(Dataset records)
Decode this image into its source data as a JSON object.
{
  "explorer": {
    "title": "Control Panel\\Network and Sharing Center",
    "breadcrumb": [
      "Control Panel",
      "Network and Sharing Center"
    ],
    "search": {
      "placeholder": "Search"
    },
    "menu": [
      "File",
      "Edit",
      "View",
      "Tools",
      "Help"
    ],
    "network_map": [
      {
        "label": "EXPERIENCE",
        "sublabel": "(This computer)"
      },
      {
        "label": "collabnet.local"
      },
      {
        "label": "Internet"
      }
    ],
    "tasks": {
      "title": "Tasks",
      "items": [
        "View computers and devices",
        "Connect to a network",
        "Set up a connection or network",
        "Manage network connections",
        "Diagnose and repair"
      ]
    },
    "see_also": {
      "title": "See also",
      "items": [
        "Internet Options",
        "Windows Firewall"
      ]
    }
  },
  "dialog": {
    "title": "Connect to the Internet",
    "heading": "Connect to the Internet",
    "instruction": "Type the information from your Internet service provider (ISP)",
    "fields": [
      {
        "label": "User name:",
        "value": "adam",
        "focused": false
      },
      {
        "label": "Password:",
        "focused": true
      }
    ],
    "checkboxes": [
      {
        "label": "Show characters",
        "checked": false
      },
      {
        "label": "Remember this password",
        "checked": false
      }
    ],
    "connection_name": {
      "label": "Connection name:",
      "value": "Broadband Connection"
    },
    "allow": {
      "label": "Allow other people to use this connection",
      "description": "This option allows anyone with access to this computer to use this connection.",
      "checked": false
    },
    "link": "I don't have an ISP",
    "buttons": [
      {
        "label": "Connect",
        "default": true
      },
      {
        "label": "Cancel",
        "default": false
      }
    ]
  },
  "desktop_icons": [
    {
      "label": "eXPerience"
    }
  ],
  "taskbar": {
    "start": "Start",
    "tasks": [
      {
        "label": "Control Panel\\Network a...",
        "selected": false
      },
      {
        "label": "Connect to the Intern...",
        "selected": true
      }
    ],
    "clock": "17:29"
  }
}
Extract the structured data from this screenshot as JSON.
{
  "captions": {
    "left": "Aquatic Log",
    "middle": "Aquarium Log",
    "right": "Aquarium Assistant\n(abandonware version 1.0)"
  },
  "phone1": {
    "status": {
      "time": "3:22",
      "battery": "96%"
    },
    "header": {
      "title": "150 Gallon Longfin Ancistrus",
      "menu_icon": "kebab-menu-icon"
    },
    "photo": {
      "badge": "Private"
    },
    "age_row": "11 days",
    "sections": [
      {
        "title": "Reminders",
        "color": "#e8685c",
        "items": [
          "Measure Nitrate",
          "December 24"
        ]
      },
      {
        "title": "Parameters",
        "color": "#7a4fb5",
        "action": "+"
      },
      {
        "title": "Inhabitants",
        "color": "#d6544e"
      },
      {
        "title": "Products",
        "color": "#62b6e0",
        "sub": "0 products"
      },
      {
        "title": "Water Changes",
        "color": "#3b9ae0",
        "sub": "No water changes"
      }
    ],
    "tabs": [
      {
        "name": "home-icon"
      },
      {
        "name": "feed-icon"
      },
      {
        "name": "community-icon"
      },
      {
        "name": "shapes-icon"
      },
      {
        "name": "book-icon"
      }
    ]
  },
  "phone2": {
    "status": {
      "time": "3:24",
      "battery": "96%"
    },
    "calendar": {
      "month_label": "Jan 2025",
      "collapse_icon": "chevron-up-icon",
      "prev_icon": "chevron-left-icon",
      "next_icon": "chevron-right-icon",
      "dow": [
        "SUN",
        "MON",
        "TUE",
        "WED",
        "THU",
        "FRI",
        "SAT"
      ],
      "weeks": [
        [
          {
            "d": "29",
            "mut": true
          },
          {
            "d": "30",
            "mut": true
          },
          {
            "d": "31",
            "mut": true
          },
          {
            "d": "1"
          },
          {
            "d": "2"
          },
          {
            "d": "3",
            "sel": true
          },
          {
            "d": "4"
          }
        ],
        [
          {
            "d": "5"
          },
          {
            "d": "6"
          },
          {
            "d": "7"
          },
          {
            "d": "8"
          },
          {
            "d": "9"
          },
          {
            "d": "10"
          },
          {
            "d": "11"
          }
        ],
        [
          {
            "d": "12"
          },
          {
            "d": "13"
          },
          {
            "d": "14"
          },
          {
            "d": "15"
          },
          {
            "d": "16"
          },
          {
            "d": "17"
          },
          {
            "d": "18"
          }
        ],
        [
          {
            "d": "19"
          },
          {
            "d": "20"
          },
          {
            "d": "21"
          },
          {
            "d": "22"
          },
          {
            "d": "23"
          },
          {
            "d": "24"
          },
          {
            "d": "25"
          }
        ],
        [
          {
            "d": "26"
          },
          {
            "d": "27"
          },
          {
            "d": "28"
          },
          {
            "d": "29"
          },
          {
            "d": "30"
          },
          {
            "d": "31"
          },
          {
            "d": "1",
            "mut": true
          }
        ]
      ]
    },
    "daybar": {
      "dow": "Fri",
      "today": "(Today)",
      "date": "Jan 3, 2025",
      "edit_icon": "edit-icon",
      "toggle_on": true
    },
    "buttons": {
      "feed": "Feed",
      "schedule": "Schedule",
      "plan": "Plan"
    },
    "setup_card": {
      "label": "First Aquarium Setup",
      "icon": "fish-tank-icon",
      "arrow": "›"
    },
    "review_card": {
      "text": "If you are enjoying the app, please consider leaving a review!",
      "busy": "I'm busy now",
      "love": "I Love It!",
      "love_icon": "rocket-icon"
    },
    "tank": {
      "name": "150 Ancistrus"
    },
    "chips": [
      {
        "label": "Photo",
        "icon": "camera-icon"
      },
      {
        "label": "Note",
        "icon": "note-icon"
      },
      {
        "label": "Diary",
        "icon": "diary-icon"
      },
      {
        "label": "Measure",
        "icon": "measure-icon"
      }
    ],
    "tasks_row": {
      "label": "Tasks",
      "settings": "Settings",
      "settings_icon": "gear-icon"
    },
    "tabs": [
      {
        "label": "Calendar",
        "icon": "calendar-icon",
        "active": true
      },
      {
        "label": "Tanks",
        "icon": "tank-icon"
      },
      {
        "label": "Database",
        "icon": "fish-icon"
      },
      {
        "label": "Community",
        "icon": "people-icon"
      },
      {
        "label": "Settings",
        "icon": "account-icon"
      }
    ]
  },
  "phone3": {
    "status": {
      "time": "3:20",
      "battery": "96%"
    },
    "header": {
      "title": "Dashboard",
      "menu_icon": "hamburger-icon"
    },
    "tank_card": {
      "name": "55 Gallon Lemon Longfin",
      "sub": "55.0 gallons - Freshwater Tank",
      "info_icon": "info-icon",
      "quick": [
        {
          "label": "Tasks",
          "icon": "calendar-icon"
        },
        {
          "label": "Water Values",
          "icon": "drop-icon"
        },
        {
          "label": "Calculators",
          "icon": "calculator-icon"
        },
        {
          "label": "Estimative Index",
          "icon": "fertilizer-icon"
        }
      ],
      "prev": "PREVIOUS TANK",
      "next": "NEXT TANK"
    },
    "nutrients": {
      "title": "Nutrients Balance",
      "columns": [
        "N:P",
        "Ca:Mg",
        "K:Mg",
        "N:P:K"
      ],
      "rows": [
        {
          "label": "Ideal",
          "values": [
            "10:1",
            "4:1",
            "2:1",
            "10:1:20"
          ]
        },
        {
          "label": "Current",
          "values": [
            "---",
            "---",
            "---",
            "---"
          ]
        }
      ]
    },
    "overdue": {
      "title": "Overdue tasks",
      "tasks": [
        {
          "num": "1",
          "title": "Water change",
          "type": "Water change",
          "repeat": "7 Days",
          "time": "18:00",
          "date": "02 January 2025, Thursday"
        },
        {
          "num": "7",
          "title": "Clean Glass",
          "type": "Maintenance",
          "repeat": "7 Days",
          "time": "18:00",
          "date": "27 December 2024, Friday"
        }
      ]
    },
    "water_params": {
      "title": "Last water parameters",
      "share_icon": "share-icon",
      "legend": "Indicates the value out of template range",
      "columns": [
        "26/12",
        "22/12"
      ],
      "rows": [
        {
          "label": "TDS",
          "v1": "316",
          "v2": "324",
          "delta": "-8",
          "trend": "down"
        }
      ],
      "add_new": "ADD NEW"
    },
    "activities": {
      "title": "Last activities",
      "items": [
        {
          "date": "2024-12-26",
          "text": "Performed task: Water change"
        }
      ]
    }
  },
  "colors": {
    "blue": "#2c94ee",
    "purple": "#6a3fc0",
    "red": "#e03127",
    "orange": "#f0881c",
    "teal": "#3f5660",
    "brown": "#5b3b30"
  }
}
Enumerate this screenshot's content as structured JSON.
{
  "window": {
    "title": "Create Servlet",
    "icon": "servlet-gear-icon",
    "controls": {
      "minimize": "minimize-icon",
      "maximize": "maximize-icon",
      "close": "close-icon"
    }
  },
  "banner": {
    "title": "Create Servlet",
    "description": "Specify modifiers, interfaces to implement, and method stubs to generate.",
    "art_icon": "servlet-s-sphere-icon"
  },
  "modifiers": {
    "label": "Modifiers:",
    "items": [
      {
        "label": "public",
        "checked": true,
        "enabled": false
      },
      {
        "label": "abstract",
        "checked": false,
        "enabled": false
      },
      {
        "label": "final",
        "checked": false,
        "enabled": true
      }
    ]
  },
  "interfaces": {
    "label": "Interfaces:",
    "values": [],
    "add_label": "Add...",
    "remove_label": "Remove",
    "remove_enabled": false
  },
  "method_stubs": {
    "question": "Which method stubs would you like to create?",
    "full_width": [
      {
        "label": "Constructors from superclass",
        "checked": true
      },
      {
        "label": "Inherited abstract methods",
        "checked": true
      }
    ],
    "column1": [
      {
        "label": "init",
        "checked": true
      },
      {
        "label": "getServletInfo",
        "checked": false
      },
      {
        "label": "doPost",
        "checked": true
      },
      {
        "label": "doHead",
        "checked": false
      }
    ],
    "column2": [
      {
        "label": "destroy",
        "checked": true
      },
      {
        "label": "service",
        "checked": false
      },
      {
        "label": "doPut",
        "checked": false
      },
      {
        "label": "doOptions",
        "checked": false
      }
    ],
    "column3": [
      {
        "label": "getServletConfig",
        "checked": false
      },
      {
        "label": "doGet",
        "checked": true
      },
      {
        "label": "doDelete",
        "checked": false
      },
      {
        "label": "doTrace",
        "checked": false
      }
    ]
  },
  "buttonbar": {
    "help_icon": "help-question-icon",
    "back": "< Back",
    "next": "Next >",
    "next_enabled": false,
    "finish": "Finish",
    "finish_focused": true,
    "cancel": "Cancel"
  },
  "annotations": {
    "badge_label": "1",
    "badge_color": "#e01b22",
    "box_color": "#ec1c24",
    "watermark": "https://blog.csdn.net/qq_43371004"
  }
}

### Written task
What is the number of lines in this listing that contain the word "Longfin"? Answer with that number and nothing else.

### Correct output
2